-- begin --

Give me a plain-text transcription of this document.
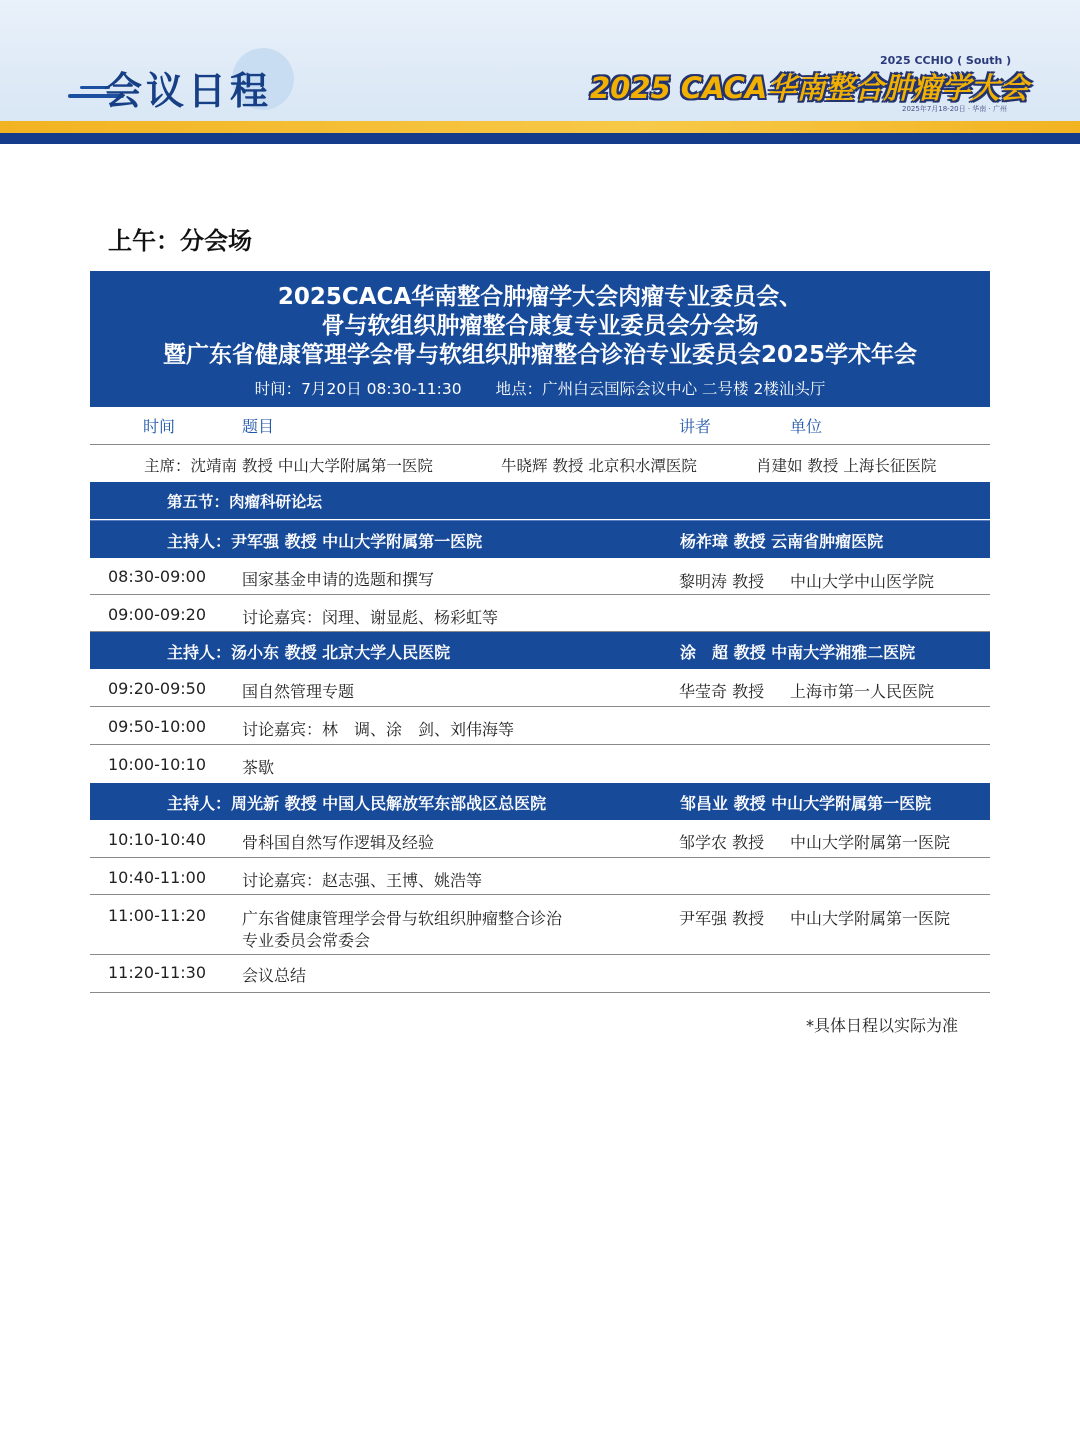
会议日程
2025 CCHIO ( South )
2025 CACA华南整合肿瘤学大会
2025年7月18-20日 · 华南 · 广州
上午：分会场
2025CACA华南整合肿瘤学大会肉瘤专业委员会、
骨与软组织肿瘤整合康复专业委员会分会场
暨广东省健康管理学会骨与软组织肿瘤整合诊治专业委员会2025学术年会
时间：7月20日 08:30-11:30 地点：广州白云国际会议中心 二号楼 2楼汕头厅
时间	题目	讲者	单位
主席：沈靖南 教授 中山大学附属第一医院	牛晓辉 教授 北京积水潭医院	肖建如 教授 上海长征医院
第五节：肉瘤科研论坛
主持人：尹军强 教授 中山大学附属第一医院	杨祚璋 教授 云南省肿瘤医院
08:30-09:00 国家基金申请的选题和撰写	黎明涛 教授 中山大学中山医学院
09:00-09:20 讨论嘉宾：闵理、谢显彪、杨彩虹等
主持人：汤小东 教授 北京大学人民医院	涂　超 教授 中南大学湘雅二医院
09:20-09:50 国自然管理专题	华莹奇 教授 上海市第一人民医院
09:50-10:00 讨论嘉宾：林　调、涂　剑、刘伟海等
10:00-10:10 茶歇
主持人：周光新 教授 中国人民解放军东部战区总医院	邹昌业 教授 中山大学附属第一医院
10:10-10:40 骨科国自然写作逻辑及经验	邹学农 教授 中山大学附属第一医院
10:40-11:00 讨论嘉宾：赵志强、王博、姚浩等
11:00-11:20 广东省健康管理学会骨与软组织肿瘤整合诊治
专业委员会常委会
尹军强 教授 中山大学附属第一医院
11:20-11:30 会议总结
*具体日程以实际为准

-- end --

# What this task involves
Whichever lines contain the string "中山大学附属第一医院", select and copy them.

# Written response
主席：沈靖南 教授 中山大学附属第一医院	牛晓辉 教授 北京积水潭医院	肖建如 教授 上海长征医院
主持人：尹军强 教授 中山大学附属第一医院	杨祚璋 教授 云南省肿瘤医院
主持人：周光新 教授 中国人民解放军东部战区总医院	邹昌业 教授 中山大学附属第一医院
10:10-10:40 骨科国自然写作逻辑及经验	邹学农 教授 中山大学附属第一医院
尹军强 教授 中山大学附属第一医院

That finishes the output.